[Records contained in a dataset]
--- START ---
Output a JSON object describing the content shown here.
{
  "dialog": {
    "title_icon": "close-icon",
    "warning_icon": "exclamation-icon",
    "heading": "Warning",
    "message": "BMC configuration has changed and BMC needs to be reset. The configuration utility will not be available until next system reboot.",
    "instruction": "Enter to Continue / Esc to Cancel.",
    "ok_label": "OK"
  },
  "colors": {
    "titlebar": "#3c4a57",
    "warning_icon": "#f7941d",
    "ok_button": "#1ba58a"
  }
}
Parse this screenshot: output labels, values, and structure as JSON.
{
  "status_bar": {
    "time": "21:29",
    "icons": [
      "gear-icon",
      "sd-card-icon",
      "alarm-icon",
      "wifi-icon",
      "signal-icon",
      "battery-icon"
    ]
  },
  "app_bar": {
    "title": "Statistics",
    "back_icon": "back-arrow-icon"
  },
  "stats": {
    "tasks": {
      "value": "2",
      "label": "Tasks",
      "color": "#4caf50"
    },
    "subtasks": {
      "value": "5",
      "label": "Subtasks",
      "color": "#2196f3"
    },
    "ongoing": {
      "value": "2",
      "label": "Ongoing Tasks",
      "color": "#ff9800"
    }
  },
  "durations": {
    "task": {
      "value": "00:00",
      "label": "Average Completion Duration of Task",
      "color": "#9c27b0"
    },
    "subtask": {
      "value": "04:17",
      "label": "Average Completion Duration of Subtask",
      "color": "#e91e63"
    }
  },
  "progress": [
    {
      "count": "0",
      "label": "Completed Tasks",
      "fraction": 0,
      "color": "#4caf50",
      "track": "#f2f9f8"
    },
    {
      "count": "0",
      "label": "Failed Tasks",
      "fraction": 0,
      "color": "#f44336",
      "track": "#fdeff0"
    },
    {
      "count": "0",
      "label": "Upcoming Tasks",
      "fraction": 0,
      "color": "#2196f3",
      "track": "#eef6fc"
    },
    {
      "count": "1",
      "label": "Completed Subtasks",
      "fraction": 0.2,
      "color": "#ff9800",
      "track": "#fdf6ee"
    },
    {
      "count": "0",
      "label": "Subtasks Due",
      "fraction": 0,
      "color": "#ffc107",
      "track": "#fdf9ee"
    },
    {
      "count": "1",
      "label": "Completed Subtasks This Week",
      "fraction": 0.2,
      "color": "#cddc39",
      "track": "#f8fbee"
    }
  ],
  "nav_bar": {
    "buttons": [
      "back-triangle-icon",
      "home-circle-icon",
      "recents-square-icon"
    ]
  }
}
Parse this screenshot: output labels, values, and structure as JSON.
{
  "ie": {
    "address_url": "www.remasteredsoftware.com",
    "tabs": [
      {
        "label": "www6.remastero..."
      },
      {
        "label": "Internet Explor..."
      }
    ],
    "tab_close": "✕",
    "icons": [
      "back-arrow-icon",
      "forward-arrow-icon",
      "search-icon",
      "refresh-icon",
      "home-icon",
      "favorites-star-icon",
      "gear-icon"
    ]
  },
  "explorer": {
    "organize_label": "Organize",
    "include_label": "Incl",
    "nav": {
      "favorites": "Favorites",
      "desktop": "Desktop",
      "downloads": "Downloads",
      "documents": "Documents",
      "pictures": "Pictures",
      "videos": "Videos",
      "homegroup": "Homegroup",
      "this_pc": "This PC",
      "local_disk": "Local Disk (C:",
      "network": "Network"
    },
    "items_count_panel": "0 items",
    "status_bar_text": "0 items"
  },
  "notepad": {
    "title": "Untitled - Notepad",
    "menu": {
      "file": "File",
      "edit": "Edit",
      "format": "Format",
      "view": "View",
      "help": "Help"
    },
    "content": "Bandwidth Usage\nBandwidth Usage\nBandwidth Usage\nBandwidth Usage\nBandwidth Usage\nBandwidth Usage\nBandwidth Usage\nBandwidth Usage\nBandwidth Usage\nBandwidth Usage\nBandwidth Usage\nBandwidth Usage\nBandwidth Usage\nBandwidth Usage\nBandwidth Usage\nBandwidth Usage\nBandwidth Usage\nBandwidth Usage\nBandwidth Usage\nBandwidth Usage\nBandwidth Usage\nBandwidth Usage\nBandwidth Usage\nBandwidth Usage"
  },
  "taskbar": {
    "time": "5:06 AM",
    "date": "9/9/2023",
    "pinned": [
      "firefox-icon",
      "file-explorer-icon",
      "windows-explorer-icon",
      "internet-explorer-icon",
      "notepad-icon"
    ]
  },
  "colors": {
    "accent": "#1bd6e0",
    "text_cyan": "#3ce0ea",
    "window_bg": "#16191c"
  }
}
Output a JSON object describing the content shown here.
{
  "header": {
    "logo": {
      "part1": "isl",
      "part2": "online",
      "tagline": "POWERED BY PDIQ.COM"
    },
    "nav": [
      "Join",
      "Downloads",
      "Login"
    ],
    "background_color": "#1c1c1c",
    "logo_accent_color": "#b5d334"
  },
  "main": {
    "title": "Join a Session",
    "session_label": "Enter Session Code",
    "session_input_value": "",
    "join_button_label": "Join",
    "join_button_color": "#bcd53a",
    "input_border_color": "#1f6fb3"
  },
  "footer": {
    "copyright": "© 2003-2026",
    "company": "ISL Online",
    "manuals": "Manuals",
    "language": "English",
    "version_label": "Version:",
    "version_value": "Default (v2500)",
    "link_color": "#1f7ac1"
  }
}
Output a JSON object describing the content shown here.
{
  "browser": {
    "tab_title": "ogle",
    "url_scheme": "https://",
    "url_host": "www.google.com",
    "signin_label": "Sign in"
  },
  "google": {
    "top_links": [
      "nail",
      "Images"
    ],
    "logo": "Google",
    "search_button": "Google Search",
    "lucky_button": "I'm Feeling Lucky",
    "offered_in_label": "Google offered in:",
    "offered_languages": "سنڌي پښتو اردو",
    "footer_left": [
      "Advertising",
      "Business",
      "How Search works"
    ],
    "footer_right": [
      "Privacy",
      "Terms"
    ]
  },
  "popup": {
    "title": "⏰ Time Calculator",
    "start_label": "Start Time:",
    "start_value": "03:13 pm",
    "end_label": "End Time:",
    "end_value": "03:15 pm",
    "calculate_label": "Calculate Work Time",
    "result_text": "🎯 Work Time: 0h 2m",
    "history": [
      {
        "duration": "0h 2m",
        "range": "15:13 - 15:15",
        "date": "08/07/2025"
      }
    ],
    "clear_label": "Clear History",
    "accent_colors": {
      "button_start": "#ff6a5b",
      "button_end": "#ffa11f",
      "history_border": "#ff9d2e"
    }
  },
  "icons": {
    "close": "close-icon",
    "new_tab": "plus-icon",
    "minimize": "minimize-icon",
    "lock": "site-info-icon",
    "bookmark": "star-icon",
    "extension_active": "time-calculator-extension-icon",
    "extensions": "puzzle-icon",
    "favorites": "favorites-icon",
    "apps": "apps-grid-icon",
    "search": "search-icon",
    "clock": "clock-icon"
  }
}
--- END ---
Pick out every line holding the string "Enter" and return it.

    "instruction": "Enter to Continue / Esc to Cancel.",
    "session_label": "Enter Session Code",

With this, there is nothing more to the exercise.